> Data records
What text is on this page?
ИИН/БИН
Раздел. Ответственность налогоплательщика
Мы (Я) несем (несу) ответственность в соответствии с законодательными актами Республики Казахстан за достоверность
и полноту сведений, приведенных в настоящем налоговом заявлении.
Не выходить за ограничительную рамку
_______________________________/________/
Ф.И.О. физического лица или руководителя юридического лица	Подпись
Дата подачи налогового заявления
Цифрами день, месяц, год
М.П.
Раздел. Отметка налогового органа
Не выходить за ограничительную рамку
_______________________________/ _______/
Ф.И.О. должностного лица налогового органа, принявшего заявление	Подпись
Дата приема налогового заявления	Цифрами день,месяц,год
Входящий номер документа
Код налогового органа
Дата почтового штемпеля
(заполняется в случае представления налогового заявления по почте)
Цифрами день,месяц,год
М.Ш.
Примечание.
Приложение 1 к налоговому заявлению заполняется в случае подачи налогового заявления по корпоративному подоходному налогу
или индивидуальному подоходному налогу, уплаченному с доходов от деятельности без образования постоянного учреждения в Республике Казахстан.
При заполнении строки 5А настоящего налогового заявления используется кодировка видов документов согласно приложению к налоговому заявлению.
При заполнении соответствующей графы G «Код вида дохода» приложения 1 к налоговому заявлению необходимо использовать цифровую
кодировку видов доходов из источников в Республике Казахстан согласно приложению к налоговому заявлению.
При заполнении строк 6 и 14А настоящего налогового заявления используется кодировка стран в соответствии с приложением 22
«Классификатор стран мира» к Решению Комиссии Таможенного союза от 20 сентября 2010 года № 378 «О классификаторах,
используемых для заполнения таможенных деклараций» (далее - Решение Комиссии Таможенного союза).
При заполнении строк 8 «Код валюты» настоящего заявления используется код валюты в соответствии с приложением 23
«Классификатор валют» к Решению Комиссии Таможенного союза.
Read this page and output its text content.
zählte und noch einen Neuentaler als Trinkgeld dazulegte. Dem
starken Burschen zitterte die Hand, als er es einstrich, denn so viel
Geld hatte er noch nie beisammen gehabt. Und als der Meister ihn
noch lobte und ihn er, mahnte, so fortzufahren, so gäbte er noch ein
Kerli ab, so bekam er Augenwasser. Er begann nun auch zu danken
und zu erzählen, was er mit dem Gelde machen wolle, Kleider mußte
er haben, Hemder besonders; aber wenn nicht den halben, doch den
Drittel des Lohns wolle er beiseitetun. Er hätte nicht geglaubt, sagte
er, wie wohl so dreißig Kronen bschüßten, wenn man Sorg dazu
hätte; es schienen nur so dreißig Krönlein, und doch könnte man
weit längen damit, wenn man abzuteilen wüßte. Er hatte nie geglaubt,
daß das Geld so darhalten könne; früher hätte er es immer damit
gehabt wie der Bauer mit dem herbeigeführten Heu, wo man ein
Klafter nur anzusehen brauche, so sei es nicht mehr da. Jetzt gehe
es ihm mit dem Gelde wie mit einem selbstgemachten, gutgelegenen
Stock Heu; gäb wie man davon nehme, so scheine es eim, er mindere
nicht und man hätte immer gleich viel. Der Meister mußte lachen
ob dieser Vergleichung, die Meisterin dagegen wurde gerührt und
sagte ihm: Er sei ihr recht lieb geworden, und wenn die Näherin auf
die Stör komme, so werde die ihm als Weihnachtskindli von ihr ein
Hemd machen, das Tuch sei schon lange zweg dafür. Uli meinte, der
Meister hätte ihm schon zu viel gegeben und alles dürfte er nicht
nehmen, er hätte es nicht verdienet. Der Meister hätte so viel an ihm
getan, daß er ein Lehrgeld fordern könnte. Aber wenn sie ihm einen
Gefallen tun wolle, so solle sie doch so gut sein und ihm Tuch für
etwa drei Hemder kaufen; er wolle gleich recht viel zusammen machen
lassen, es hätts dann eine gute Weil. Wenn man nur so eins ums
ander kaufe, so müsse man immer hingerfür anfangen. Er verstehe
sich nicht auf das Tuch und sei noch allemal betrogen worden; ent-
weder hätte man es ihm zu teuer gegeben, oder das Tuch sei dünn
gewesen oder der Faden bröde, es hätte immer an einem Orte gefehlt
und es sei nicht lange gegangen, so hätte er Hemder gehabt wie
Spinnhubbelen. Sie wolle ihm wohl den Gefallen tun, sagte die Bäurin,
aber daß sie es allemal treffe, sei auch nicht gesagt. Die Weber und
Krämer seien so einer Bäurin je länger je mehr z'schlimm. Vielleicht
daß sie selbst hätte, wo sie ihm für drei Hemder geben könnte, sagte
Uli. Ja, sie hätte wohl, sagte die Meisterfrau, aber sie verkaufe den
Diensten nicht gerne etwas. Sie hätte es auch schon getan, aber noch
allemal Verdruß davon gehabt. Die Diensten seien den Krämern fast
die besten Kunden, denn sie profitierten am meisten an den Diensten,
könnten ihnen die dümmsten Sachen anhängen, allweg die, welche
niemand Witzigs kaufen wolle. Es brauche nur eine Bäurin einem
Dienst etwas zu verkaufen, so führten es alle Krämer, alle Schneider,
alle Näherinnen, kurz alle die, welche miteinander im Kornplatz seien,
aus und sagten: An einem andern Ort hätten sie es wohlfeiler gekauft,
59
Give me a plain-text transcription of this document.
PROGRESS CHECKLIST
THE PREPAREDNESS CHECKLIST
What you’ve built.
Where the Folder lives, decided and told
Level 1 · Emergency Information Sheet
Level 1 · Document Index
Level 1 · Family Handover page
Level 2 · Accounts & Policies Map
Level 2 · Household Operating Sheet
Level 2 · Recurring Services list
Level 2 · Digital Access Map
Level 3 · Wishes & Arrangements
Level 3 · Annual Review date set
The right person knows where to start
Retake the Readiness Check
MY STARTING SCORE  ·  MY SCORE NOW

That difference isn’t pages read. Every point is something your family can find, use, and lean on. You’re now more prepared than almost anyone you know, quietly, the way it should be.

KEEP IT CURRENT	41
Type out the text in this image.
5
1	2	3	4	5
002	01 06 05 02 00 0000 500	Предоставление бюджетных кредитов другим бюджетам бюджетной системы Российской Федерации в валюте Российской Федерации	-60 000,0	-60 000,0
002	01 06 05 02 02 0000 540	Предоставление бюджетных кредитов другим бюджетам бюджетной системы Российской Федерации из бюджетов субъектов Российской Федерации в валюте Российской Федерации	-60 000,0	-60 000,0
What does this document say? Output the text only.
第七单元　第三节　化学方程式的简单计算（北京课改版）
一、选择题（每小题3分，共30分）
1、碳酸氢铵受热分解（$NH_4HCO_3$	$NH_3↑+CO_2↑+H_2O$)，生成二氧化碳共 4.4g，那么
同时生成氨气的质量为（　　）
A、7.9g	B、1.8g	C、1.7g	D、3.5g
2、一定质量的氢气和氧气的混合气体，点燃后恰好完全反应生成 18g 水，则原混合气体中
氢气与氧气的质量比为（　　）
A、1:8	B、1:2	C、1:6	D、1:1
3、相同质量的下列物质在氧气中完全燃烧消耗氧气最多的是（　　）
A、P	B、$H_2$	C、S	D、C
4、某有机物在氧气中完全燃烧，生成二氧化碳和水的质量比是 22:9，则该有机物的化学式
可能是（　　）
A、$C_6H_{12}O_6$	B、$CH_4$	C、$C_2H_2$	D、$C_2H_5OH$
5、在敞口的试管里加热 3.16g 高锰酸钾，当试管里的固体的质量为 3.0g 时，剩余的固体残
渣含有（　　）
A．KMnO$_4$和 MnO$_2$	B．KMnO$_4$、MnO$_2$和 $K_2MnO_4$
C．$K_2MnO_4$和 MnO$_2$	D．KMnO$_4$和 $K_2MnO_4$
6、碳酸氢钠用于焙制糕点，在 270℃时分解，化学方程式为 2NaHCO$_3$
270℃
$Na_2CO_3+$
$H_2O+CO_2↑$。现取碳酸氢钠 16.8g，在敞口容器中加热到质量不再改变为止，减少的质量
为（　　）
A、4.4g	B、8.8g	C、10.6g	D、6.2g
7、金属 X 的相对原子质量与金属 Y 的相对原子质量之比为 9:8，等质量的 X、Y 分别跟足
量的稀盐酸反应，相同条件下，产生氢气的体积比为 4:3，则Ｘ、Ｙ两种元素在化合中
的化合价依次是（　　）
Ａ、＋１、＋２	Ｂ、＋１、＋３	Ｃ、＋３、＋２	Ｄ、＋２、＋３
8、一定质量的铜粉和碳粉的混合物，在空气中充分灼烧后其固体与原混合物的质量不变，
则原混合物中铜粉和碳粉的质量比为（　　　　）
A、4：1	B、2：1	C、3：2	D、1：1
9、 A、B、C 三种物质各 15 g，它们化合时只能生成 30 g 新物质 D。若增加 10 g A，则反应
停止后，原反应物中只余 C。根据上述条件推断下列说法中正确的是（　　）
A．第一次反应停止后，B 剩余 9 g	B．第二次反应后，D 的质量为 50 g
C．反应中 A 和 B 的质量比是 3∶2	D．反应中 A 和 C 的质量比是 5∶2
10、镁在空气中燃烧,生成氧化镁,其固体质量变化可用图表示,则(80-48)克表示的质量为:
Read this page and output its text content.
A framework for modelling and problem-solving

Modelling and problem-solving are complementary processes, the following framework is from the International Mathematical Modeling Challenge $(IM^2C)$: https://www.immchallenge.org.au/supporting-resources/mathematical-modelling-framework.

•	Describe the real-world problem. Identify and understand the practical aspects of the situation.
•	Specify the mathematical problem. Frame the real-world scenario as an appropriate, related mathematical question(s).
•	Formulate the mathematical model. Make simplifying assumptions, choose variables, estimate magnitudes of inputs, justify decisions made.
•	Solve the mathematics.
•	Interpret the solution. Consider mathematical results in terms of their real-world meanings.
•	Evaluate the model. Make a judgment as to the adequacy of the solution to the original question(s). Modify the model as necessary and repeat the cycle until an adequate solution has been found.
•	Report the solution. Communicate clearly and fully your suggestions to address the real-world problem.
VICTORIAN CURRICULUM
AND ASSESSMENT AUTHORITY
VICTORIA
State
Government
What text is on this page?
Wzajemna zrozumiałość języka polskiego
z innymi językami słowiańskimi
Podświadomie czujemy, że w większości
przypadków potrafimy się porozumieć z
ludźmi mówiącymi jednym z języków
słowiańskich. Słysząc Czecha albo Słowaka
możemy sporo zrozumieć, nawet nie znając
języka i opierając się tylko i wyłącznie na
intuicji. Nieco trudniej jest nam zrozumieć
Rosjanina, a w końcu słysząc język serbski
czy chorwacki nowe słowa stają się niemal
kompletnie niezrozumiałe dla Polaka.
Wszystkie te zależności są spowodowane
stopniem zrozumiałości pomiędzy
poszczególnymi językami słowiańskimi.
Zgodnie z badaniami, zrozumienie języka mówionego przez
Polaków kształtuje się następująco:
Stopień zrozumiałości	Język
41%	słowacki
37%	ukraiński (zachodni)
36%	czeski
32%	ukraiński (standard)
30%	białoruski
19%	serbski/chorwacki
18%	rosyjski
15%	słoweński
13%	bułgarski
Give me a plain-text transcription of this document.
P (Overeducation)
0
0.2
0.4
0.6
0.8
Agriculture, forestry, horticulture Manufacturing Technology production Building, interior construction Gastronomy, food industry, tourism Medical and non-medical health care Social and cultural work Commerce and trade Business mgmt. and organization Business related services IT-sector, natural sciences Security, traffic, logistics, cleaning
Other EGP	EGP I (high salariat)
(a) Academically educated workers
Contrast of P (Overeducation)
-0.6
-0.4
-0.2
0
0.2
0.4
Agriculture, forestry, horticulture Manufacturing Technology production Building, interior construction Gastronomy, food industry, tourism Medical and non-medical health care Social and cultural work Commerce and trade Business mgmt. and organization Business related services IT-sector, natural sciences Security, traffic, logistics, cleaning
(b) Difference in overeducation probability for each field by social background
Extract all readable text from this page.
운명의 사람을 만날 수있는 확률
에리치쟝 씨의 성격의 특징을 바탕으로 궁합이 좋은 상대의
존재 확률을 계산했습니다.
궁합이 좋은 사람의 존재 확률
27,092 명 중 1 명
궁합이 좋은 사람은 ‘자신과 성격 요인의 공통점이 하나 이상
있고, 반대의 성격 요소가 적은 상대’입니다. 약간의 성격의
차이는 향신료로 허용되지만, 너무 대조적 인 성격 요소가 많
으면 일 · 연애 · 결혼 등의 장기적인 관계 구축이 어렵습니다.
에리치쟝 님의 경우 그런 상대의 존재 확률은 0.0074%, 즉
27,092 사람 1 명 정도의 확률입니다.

> The request
Please list every line of the records that contains "słowiańskimi".

> Completed task
z innymi językami słowiańskimi
poszczególnymi językami słowiańskimi.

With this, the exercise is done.